◆ INSTRUCTION: For this exercise, copy out each line of the material below that includes "icon".

--- Start of SUPPLIED DATA ---

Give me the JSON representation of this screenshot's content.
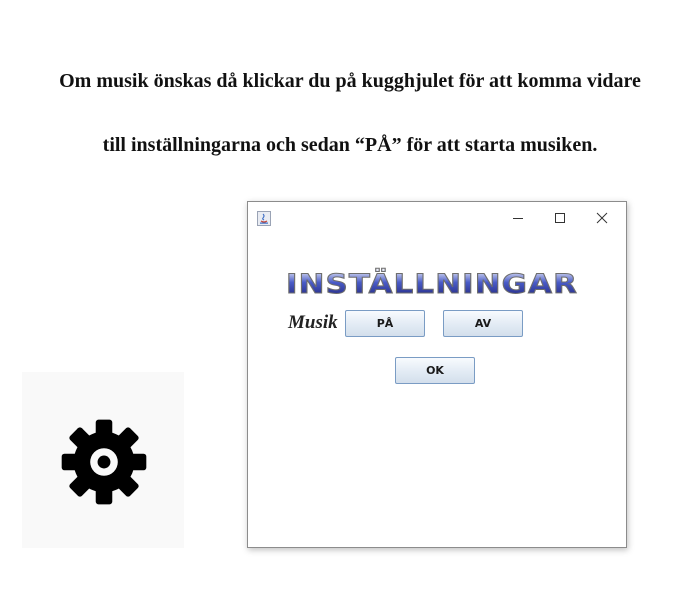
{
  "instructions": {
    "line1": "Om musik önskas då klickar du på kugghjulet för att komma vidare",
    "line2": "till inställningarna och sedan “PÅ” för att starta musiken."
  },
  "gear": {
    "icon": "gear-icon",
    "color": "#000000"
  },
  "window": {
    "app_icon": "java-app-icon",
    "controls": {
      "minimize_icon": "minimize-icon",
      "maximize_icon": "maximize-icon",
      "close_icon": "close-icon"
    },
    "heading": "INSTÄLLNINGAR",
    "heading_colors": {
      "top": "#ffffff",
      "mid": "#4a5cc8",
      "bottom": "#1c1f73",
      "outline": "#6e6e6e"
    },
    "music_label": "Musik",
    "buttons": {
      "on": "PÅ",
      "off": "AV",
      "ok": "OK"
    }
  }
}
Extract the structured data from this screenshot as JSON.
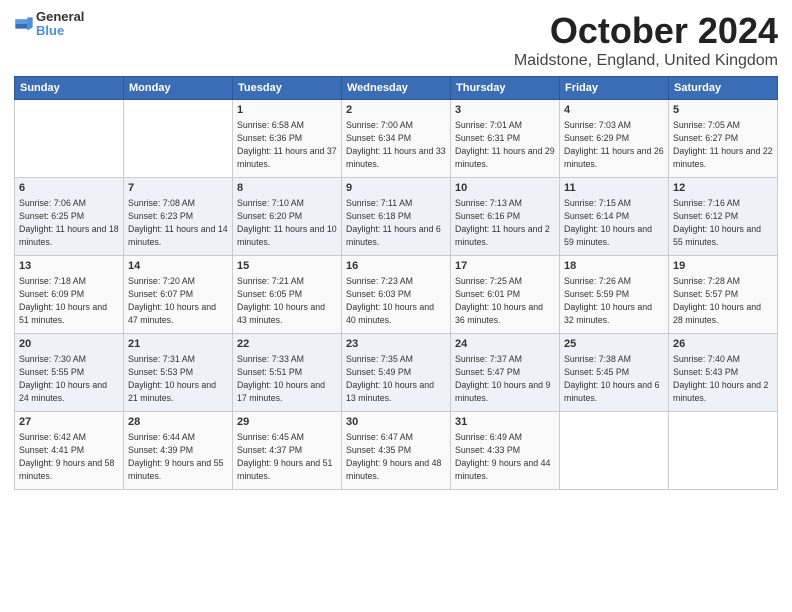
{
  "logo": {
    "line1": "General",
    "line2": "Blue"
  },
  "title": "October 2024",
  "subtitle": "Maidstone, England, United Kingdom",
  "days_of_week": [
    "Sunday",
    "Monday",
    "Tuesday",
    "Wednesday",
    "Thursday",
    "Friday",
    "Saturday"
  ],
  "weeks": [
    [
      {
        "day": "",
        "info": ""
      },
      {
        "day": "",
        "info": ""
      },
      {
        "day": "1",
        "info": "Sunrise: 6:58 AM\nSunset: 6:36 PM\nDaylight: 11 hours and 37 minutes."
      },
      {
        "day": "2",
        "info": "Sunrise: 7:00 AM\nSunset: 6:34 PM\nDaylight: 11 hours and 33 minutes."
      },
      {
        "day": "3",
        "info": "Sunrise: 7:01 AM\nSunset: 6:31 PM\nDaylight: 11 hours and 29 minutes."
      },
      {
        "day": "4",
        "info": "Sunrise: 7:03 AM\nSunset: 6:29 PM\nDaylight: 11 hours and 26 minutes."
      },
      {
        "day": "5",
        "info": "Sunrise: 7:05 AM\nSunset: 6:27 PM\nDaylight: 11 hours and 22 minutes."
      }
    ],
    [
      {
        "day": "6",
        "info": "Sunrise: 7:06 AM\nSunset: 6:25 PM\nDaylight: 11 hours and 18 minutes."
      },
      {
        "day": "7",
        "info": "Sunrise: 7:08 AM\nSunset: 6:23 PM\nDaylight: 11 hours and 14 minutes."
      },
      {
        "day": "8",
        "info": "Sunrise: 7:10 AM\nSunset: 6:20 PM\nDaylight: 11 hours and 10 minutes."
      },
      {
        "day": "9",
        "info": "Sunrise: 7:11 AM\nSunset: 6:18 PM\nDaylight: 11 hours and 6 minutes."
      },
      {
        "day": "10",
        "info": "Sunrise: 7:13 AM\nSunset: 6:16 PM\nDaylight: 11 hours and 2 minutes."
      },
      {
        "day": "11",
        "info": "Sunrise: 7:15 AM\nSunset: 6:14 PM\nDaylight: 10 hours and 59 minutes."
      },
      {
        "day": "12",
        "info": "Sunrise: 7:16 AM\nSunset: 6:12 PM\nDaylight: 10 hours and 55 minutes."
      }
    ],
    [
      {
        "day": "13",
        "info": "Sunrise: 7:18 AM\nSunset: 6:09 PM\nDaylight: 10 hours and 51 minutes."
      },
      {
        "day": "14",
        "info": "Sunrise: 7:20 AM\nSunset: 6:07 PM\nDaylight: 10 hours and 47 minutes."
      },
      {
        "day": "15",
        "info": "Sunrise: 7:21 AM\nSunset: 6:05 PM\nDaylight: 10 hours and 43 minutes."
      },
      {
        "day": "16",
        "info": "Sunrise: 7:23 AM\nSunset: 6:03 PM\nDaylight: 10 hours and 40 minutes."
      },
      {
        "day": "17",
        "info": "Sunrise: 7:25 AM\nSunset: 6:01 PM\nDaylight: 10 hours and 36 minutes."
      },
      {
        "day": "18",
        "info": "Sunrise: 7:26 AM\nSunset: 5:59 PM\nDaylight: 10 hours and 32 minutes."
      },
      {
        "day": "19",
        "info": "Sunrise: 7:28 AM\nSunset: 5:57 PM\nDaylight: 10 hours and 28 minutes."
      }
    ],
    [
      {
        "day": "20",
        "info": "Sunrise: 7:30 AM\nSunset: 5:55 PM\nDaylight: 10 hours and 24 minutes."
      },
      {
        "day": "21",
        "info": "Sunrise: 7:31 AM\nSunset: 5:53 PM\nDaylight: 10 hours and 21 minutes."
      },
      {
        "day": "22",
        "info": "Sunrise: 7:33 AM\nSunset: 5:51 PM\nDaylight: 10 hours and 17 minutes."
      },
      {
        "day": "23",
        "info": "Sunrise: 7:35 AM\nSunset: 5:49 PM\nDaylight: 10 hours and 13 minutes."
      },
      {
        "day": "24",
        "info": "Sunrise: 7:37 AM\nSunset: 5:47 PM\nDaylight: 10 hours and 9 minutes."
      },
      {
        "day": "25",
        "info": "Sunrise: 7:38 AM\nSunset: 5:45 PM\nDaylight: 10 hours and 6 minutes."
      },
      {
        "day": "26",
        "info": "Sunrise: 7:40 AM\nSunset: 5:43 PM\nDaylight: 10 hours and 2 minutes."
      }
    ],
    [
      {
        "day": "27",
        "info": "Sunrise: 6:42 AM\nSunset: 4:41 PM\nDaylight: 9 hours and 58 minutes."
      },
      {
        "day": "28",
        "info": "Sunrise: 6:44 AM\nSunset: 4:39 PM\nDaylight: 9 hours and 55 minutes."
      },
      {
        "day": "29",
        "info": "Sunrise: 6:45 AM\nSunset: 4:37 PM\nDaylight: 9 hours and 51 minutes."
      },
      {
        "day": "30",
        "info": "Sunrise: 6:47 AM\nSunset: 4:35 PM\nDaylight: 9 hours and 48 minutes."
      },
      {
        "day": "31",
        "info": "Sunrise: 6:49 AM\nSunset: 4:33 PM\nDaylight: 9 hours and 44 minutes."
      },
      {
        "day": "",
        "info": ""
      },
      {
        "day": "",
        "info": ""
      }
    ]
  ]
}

--- End of SUPPLIED DATA ---

◆ EXERCISE RESULT:
    "icon": "gear-icon",
    "app_icon": "java-app-icon",
      "minimize_icon": "minimize-icon",
      "maximize_icon": "maximize-icon",
      "close_icon": "close-icon"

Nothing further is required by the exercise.